Below is a set of entries. Reproduce exactly the lines from the one containing "Convert this document image to plain text." through the end, both included.

# Excerpted data
:::::
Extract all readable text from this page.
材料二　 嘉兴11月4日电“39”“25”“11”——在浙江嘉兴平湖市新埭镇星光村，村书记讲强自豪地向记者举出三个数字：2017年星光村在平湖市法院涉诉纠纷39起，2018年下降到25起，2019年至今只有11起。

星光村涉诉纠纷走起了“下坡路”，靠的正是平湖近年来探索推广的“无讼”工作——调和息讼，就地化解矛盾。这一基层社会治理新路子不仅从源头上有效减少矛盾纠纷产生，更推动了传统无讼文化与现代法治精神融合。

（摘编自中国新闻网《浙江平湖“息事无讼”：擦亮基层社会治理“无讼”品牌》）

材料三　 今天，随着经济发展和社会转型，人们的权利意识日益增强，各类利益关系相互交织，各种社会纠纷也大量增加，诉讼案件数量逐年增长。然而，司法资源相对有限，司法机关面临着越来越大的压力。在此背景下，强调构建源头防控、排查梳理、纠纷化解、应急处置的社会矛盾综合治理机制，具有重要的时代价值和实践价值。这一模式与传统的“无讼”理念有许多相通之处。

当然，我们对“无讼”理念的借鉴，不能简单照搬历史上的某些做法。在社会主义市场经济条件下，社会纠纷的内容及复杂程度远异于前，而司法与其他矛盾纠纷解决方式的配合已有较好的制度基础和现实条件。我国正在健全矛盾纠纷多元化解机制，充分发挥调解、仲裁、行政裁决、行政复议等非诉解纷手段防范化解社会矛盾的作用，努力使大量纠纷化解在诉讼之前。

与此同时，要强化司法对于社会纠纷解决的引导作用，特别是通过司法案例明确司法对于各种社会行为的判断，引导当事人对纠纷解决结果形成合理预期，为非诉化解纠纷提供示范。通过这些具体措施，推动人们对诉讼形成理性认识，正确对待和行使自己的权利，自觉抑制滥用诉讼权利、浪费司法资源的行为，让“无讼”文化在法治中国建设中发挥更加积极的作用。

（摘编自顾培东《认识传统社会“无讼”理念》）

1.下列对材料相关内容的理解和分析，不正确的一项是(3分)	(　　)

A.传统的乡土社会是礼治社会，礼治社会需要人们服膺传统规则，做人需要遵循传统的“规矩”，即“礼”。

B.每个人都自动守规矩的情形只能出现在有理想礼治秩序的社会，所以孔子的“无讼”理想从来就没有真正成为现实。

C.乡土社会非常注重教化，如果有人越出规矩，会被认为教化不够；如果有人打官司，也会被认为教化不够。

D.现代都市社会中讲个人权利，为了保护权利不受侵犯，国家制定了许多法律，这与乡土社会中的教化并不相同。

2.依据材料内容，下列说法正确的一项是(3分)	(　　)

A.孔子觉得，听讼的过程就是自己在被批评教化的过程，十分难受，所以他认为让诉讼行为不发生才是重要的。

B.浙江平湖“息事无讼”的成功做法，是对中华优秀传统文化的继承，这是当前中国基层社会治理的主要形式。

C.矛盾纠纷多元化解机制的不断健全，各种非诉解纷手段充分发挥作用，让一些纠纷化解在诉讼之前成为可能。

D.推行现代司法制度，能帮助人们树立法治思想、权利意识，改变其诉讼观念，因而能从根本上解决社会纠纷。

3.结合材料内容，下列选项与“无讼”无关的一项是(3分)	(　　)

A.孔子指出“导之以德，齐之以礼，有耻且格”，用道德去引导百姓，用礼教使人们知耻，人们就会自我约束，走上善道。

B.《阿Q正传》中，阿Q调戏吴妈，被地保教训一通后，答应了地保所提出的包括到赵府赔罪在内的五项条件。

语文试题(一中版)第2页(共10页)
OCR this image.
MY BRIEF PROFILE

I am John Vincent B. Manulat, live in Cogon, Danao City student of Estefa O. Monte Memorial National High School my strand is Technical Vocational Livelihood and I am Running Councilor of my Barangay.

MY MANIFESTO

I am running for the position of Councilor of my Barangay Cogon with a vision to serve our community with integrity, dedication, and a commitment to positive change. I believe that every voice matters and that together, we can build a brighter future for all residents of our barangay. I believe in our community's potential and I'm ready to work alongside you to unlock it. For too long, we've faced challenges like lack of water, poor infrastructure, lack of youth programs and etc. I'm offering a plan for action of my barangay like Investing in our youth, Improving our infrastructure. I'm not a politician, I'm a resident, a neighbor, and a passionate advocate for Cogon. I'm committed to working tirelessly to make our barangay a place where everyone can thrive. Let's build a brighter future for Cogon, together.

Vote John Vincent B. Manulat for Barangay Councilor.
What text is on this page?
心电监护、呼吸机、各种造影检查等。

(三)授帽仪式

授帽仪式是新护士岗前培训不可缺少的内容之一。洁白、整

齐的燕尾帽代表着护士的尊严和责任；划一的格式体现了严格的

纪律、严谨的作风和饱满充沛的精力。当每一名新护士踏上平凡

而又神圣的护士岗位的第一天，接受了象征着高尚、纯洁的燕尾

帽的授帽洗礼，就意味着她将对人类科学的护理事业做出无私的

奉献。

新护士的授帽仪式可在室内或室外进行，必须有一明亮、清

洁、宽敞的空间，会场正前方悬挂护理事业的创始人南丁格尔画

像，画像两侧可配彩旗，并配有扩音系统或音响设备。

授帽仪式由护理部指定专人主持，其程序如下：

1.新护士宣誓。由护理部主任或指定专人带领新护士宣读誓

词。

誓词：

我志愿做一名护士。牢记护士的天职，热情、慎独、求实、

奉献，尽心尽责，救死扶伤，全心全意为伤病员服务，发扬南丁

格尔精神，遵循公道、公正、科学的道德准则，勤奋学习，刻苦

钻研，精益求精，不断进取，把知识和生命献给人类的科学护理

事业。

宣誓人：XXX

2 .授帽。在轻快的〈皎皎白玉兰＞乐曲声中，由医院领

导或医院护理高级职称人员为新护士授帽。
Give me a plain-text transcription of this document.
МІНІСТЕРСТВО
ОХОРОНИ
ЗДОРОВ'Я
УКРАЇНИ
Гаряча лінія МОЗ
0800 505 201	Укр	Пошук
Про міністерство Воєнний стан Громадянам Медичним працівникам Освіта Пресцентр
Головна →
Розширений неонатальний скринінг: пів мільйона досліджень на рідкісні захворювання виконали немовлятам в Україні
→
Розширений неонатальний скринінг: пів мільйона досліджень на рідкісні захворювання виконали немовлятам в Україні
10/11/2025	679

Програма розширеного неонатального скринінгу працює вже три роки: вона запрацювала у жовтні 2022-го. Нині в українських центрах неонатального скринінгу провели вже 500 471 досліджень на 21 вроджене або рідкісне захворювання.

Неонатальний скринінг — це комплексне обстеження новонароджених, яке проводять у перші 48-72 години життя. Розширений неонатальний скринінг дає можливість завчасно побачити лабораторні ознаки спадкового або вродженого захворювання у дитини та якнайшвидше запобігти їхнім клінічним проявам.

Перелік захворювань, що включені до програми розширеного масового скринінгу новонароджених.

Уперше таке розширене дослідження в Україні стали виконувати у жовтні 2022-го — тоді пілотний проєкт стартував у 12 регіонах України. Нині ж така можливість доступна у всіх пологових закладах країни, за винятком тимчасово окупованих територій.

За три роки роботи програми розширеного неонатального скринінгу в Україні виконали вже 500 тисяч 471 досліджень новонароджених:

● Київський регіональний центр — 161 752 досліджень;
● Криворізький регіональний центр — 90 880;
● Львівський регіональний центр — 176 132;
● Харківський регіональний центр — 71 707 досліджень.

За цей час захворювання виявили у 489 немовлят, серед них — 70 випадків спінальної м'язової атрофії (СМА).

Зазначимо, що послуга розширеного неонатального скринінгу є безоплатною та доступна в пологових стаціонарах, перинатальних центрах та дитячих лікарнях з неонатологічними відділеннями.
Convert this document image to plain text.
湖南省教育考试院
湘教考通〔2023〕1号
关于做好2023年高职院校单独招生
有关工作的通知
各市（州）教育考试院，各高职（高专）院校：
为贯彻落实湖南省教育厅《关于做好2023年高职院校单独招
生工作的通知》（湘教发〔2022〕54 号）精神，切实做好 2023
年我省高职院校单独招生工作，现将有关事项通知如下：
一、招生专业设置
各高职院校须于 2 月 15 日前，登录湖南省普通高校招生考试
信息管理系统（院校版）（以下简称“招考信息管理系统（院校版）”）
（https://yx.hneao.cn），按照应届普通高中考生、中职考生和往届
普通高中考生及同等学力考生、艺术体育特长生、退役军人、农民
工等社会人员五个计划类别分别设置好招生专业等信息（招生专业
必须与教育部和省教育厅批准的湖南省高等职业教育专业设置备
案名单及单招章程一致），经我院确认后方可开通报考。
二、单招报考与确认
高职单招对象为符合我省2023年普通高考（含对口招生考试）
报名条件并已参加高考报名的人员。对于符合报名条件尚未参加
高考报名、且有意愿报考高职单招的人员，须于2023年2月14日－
:::::
# Answer to this problem
Convert this document image to plain text.
湖南省教育考试院
湘教考通〔2023〕1号
关于做好2023年高职院校单独招生
有关工作的通知
各市（州）教育考试院，各高职（高专）院校：
为贯彻落实湖南省教育厅《关于做好2023年高职院校单独招
生工作的通知》（湘教发〔2022〕54 号）精神，切实做好 2023
年我省高职院校单独招生工作，现将有关事项通知如下：
一、招生专业设置
各高职院校须于 2 月 15 日前，登录湖南省普通高校招生考试
信息管理系统（院校版）（以下简称“招考信息管理系统（院校版）”）
（https://yx.hneao.cn），按照应届普通高中考生、中职考生和往届
普通高中考生及同等学力考生、艺术体育特长生、退役军人、农民
工等社会人员五个计划类别分别设置好招生专业等信息（招生专业
必须与教育部和省教育厅批准的湖南省高等职业教育专业设置备
案名单及单招章程一致），经我院确认后方可开通报考。
二、单招报考与确认
高职单招对象为符合我省2023年普通高考（含对口招生考试）
报名条件并已参加高考报名的人员。对于符合报名条件尚未参加
高考报名、且有意愿报考高职单招的人员，须于2023年2月14日－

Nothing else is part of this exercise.